**What to work on:**
Your response should contain every line from the data below that holds the string "Microsoft".

Segment Start: Dataset excerpts

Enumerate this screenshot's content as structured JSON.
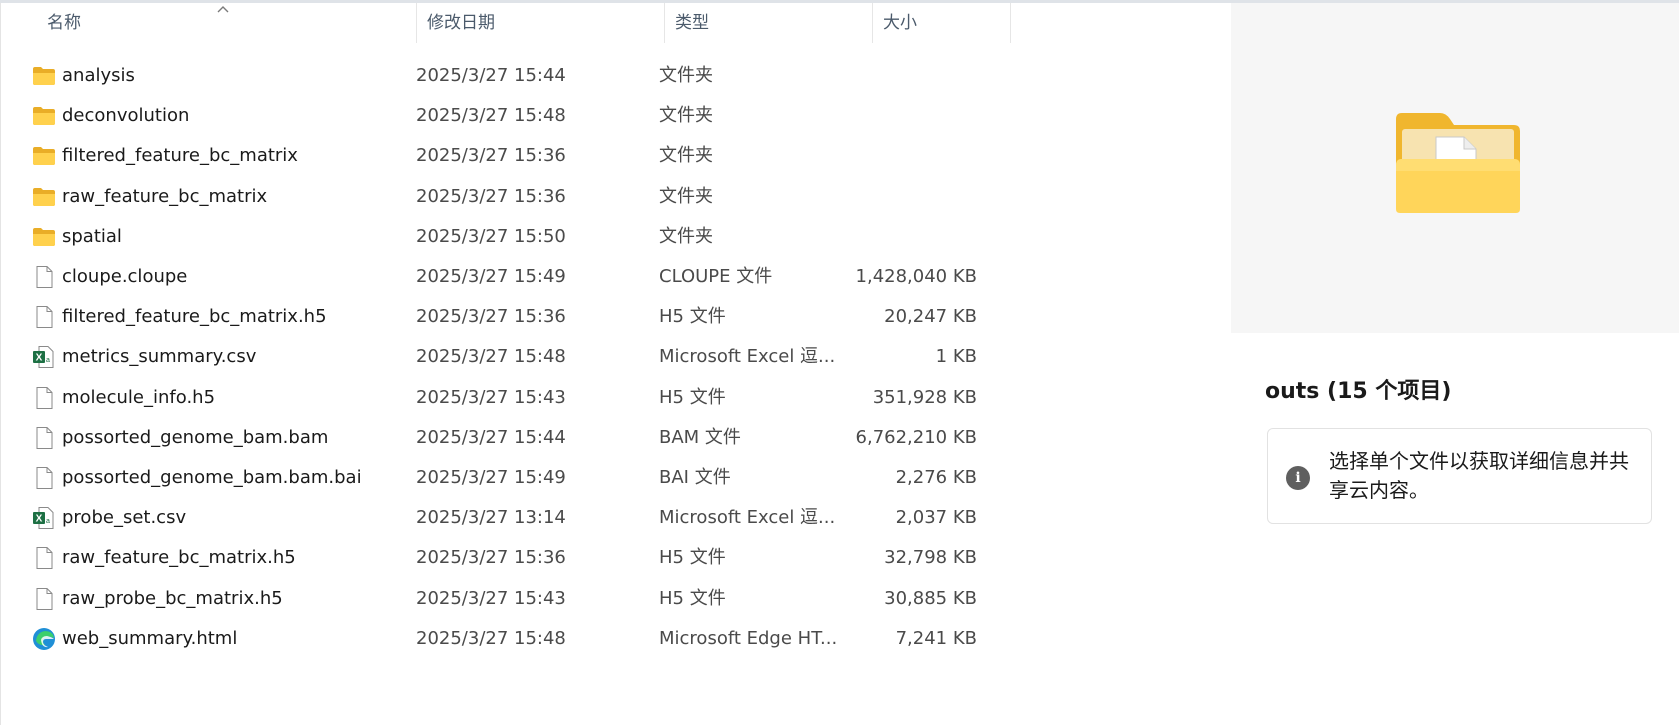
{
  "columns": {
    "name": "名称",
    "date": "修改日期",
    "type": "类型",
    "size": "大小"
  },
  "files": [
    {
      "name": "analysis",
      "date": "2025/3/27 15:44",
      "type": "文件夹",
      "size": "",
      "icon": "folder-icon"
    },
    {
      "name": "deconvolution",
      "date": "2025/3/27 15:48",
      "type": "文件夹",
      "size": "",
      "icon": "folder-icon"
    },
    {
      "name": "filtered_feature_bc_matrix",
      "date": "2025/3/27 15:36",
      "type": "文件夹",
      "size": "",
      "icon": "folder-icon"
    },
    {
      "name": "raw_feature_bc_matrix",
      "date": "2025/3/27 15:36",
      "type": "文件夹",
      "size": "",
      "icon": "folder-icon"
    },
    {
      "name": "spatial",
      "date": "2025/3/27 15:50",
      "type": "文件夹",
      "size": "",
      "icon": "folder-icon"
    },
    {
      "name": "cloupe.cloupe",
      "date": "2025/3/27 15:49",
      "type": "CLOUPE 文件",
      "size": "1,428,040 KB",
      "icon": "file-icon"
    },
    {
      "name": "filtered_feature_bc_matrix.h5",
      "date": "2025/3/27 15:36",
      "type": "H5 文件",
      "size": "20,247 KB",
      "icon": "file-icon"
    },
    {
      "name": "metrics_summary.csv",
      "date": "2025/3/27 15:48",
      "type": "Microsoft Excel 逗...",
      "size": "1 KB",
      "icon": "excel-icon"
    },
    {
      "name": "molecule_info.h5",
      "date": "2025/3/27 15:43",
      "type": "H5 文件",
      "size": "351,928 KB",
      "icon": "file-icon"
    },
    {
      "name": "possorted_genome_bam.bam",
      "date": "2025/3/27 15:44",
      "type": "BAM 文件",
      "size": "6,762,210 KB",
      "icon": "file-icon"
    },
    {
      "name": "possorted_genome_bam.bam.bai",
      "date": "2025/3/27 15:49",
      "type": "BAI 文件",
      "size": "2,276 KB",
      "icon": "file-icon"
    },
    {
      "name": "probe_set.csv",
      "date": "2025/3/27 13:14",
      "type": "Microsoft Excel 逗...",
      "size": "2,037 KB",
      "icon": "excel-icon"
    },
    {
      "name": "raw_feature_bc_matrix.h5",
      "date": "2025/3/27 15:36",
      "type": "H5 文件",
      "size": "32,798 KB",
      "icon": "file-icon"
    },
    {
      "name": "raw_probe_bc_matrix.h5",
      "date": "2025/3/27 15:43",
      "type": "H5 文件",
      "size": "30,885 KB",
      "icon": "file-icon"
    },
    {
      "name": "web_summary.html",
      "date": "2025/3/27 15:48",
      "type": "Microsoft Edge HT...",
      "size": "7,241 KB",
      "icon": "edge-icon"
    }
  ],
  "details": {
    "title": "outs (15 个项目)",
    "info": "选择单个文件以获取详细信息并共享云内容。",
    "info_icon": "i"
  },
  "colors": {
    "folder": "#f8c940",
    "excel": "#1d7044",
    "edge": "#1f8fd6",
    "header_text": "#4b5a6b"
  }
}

Segment End: Dataset excerpts
Segment Start: Dataset excerpts

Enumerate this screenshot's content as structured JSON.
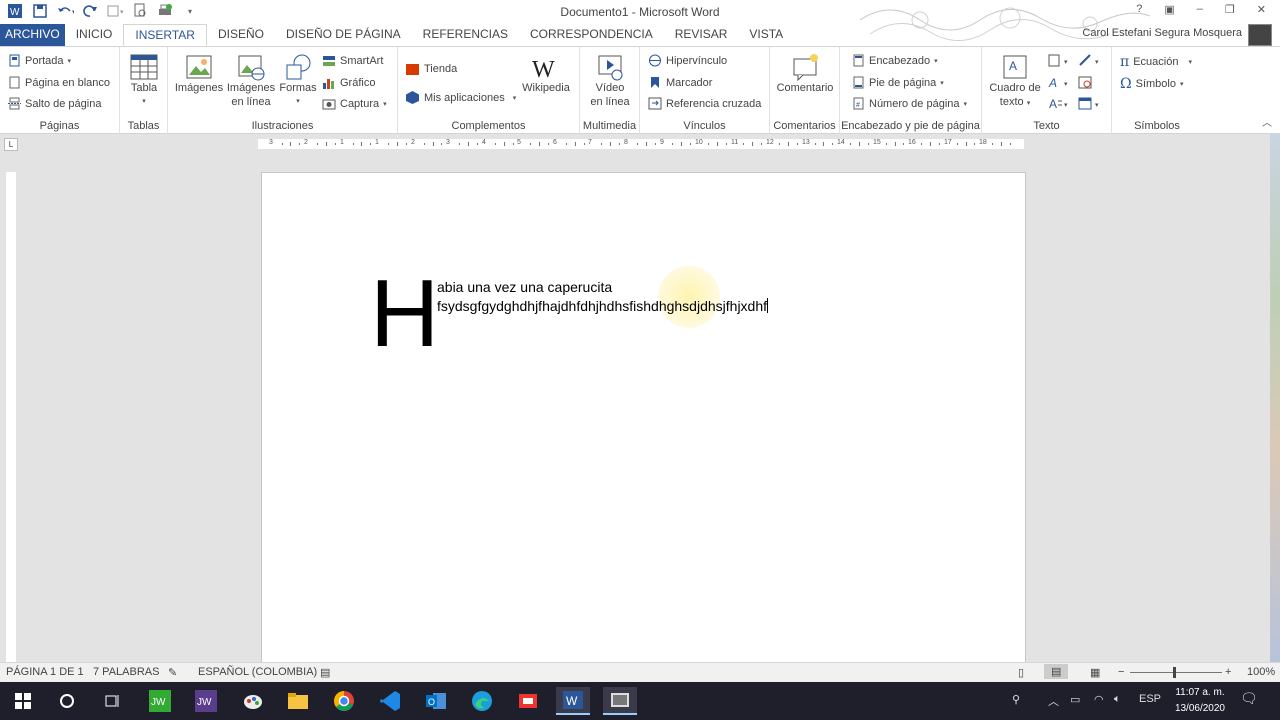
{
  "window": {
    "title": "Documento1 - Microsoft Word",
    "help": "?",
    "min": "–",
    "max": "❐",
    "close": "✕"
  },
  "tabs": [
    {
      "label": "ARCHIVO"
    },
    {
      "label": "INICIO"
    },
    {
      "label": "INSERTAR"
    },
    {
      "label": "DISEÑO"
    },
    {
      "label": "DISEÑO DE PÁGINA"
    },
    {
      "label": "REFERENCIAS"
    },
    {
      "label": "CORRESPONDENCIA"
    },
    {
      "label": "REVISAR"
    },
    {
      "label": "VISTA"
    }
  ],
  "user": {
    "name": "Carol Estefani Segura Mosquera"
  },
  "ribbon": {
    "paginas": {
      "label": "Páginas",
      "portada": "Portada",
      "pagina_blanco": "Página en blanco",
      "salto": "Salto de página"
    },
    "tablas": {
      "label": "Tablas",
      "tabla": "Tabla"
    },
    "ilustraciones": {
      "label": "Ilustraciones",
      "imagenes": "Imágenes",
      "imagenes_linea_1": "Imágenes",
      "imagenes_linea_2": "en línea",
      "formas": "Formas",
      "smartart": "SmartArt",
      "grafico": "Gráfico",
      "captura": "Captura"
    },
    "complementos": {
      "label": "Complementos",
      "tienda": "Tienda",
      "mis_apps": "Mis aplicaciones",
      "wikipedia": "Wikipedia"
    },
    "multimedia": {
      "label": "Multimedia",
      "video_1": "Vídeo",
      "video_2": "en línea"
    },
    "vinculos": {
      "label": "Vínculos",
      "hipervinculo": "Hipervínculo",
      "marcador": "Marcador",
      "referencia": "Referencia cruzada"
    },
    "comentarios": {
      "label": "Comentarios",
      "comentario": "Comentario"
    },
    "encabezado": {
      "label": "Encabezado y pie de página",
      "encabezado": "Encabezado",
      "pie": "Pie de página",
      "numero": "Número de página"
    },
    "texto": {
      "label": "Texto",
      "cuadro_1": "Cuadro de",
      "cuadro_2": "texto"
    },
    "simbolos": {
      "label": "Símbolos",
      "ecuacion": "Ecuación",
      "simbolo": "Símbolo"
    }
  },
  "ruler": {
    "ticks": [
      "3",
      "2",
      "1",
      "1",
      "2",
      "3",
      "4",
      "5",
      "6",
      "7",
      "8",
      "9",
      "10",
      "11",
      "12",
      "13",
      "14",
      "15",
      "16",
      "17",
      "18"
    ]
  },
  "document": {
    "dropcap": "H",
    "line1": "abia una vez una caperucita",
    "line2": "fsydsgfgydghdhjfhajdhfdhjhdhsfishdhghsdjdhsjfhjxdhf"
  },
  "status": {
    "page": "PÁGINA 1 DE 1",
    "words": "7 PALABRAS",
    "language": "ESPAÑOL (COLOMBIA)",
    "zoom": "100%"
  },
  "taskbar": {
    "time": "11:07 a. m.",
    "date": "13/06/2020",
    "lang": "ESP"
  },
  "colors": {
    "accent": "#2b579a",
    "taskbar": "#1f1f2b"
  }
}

Segment End: Dataset excerpts

**Reply to the exercise:**
      "type": "Microsoft Excel 逗...",
      "type": "Microsoft Excel 逗...",
      "type": "Microsoft Edge HT...",
    "title": "Documento1 - Microsoft Word",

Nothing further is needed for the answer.